• _Task inputs_
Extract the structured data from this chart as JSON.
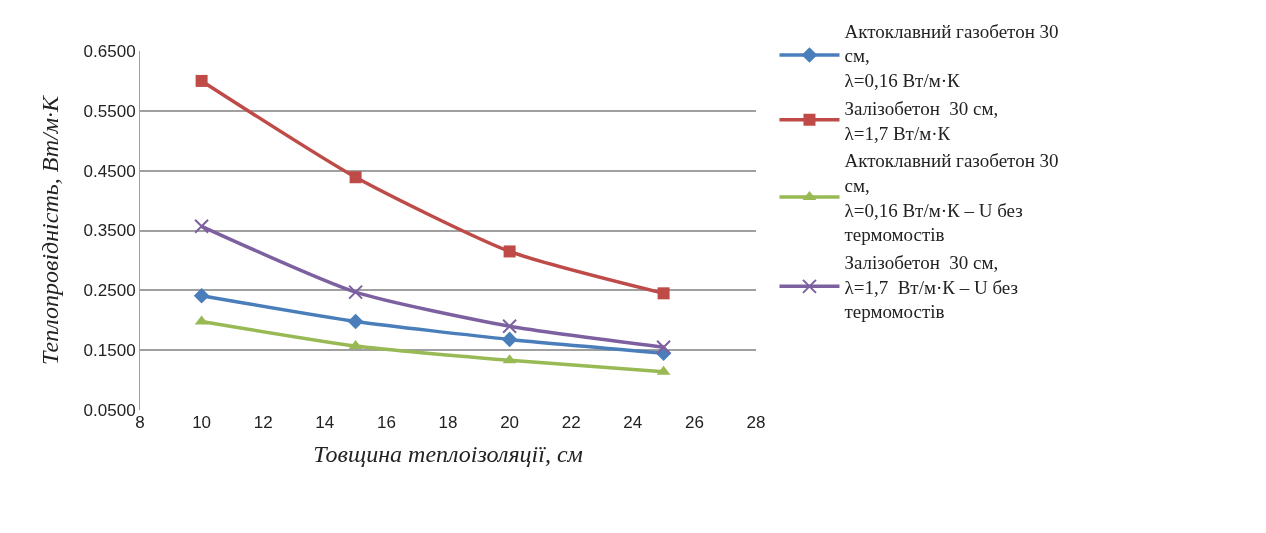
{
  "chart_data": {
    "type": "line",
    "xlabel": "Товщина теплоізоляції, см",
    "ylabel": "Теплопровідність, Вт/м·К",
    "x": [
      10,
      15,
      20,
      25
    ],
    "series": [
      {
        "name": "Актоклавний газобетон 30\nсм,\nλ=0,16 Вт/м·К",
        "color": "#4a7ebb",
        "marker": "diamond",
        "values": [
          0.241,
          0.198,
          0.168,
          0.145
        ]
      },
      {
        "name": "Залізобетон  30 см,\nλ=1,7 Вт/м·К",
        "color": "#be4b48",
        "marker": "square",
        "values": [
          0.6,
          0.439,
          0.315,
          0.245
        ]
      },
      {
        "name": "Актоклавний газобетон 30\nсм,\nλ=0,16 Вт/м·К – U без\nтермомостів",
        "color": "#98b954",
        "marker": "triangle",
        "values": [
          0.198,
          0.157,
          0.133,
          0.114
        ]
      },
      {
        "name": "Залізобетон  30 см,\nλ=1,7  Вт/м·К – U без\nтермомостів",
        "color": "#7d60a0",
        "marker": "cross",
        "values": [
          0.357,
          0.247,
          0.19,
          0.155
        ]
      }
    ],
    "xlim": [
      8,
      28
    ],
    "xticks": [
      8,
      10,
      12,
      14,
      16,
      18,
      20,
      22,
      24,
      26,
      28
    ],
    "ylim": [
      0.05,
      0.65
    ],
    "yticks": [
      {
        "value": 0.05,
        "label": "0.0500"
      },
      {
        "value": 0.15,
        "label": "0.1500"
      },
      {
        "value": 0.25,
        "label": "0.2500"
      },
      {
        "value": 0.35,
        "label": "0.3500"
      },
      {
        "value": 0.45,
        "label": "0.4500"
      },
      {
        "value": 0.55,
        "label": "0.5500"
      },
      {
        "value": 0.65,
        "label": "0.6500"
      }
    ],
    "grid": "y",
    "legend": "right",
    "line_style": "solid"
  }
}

==

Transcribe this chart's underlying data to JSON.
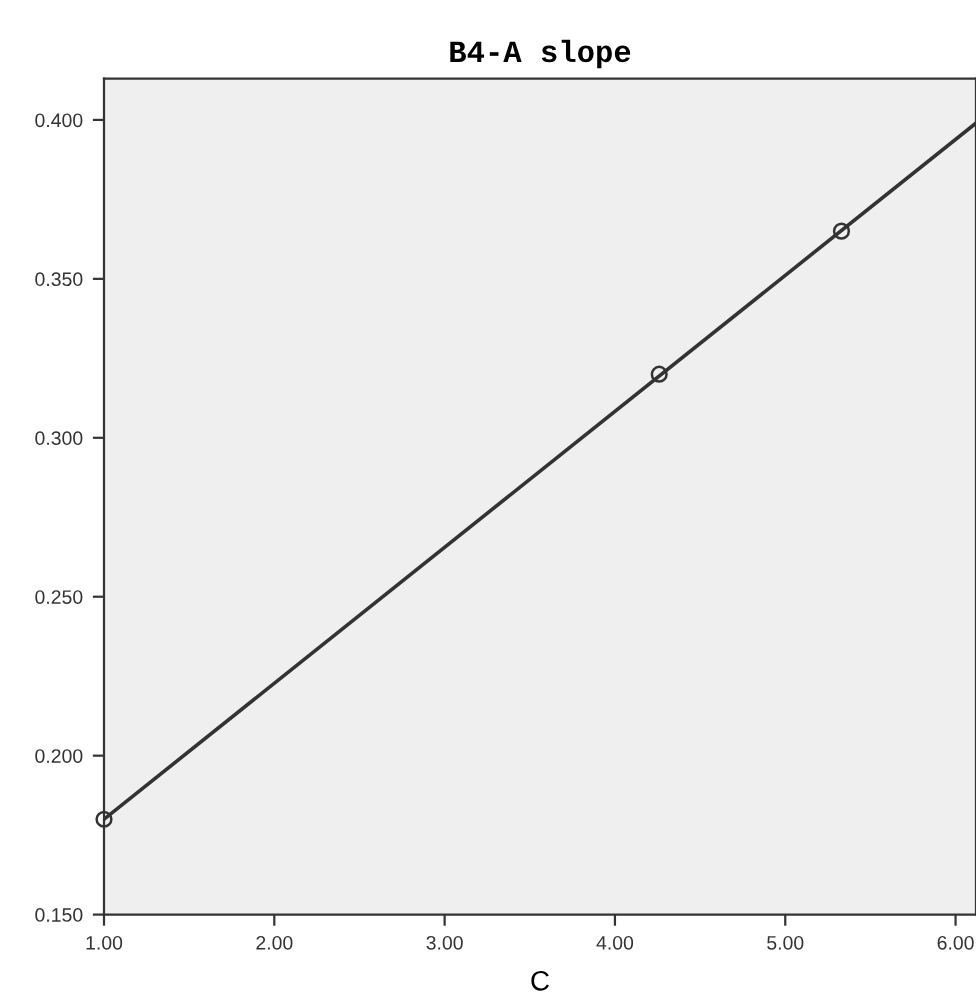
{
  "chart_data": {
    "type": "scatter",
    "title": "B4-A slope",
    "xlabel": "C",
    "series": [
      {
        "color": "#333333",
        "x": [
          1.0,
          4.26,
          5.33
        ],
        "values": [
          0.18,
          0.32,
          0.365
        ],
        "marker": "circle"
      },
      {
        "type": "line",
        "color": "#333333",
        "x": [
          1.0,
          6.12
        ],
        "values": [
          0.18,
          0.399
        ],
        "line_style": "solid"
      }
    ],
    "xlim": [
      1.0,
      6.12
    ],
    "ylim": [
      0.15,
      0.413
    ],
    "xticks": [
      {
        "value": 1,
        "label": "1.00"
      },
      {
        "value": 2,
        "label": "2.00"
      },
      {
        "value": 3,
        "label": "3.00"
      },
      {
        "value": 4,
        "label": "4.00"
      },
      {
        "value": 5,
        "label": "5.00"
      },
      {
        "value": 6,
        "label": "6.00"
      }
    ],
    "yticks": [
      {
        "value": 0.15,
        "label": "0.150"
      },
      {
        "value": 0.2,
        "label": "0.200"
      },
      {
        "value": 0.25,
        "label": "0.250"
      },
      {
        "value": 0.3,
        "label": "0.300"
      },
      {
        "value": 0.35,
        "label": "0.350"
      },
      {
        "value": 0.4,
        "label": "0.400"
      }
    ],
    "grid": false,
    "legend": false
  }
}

• _Directions_
Lines containing the word "xlabel" are to be tallied; report only the total.

• _Worked solution_
2